» EXERCISE DIRECTIONS:
Count how many lines in the material below hold the word "name"; the reply is that number alone.

» SUPPLIED MATERIAL:
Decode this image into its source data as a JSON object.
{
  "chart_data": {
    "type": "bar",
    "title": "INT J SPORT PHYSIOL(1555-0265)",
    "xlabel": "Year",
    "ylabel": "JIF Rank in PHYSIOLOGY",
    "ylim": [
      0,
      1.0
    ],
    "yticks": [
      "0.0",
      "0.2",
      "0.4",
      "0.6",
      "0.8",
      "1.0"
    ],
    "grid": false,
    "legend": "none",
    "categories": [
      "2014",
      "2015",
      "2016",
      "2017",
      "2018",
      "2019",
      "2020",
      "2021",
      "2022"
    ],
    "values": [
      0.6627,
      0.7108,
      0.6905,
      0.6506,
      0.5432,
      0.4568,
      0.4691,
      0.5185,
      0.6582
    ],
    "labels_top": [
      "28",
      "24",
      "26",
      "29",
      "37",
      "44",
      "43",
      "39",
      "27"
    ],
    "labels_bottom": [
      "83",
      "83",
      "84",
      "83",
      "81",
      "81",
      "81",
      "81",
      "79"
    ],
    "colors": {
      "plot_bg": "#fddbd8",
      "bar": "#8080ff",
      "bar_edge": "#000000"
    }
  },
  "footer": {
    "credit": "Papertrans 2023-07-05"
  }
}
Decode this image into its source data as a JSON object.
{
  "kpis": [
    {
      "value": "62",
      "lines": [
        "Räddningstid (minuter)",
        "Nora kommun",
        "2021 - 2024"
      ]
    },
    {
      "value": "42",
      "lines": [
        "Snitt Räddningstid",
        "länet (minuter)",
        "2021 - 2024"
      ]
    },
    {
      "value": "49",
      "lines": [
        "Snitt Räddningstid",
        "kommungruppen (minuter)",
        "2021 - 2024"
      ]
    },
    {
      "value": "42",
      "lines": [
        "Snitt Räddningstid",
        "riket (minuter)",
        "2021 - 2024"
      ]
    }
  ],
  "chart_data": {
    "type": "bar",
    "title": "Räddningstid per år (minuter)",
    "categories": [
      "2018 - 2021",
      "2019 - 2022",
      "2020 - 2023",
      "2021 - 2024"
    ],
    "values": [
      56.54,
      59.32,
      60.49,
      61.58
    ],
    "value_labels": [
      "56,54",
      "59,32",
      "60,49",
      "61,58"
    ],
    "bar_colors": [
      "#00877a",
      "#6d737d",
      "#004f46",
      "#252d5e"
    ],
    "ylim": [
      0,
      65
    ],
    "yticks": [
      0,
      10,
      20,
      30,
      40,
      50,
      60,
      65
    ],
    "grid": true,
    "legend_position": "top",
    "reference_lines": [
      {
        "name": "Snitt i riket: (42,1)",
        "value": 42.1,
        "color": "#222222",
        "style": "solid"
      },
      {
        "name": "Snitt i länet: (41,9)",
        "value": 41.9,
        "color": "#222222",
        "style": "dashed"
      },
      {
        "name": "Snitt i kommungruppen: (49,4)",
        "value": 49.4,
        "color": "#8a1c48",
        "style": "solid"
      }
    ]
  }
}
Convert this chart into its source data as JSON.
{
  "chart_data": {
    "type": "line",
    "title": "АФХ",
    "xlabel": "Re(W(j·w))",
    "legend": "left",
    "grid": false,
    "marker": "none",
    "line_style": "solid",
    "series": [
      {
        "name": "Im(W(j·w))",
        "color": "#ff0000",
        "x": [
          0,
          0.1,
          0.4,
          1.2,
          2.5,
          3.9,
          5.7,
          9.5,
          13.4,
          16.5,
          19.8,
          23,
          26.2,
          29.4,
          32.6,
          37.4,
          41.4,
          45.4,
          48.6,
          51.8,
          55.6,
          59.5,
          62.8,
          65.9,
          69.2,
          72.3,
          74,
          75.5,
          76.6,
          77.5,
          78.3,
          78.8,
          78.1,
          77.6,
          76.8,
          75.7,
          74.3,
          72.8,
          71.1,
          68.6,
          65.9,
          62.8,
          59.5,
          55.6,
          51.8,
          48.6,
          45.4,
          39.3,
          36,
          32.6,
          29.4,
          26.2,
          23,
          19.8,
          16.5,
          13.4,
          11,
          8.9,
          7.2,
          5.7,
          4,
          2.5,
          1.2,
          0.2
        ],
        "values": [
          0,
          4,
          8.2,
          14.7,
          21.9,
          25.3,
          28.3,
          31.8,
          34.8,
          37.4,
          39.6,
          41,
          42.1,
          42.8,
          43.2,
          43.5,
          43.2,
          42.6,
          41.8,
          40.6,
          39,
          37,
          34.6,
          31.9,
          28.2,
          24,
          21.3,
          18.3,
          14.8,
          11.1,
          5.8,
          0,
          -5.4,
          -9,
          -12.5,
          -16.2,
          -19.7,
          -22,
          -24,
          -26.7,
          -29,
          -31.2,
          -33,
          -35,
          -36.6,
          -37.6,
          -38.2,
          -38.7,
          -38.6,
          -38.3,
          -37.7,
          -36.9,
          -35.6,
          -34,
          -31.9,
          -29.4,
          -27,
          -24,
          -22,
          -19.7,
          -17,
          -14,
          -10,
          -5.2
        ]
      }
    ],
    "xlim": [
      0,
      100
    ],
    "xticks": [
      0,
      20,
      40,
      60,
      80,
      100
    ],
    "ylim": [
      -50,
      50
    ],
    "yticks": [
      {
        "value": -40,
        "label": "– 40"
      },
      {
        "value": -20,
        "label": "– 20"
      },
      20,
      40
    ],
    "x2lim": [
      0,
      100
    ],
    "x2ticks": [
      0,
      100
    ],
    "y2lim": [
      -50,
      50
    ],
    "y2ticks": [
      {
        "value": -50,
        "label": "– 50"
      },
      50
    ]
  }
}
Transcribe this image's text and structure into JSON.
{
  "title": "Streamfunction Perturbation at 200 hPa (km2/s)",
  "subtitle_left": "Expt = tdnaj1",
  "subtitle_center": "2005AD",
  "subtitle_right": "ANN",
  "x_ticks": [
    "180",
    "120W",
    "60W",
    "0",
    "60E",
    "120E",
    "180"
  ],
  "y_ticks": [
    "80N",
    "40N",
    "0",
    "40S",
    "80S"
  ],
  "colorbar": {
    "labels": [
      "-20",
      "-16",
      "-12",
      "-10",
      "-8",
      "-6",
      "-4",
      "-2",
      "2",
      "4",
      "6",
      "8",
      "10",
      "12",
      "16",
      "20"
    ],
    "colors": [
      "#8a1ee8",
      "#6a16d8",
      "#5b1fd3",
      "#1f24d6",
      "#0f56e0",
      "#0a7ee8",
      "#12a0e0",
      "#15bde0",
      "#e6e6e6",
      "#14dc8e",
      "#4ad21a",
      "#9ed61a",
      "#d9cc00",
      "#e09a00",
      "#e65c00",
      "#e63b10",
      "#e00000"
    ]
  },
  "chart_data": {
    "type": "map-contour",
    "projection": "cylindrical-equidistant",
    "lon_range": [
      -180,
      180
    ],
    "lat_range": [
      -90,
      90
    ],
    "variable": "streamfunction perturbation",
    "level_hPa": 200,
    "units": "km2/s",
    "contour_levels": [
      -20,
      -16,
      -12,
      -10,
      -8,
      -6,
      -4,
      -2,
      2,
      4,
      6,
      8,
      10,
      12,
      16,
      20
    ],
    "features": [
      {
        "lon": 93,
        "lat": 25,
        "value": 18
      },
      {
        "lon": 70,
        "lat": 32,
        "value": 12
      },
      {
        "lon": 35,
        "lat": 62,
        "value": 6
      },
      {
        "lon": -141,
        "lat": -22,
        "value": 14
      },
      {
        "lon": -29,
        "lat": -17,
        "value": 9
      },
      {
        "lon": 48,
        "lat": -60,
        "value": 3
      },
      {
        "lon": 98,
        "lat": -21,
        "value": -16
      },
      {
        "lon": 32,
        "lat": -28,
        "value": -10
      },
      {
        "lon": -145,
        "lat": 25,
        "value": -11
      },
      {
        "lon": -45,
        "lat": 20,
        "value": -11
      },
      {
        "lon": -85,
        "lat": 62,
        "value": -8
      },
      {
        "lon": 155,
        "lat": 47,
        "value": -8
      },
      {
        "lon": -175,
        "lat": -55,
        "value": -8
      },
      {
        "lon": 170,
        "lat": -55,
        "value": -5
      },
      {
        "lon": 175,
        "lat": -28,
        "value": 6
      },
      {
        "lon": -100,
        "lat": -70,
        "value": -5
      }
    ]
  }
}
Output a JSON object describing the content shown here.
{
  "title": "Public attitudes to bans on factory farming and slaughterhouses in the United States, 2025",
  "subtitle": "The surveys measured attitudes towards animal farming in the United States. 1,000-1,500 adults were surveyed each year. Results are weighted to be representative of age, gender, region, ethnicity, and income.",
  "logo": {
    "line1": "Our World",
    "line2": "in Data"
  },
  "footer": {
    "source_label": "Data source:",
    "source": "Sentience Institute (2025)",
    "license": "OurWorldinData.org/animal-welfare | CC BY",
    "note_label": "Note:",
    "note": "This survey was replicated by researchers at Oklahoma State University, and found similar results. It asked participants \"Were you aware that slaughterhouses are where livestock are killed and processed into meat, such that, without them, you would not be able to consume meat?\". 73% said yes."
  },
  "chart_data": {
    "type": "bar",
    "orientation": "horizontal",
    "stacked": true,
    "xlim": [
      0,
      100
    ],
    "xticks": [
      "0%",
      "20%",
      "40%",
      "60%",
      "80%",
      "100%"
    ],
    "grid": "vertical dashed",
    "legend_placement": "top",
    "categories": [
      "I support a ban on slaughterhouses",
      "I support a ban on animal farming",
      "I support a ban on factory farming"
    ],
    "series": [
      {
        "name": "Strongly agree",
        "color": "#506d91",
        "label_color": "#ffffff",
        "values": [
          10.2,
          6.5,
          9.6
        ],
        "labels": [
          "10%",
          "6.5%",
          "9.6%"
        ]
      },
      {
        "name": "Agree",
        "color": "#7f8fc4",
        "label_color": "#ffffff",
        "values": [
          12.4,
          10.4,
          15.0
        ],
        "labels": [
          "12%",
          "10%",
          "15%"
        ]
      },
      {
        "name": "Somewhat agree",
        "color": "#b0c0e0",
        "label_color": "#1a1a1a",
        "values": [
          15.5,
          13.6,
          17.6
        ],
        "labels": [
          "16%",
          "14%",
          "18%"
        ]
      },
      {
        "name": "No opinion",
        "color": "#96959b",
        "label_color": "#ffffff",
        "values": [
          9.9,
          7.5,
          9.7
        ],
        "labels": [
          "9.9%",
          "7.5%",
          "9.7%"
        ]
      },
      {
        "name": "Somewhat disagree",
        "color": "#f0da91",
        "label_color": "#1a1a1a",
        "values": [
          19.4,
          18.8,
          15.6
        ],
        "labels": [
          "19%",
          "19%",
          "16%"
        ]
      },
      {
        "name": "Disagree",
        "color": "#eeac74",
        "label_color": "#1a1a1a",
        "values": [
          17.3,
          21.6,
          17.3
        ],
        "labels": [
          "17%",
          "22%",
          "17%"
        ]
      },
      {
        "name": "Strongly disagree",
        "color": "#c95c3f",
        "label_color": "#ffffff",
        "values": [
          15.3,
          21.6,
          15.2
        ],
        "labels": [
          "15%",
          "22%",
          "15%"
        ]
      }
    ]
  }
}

» ANSWER TO THIS TASK:
11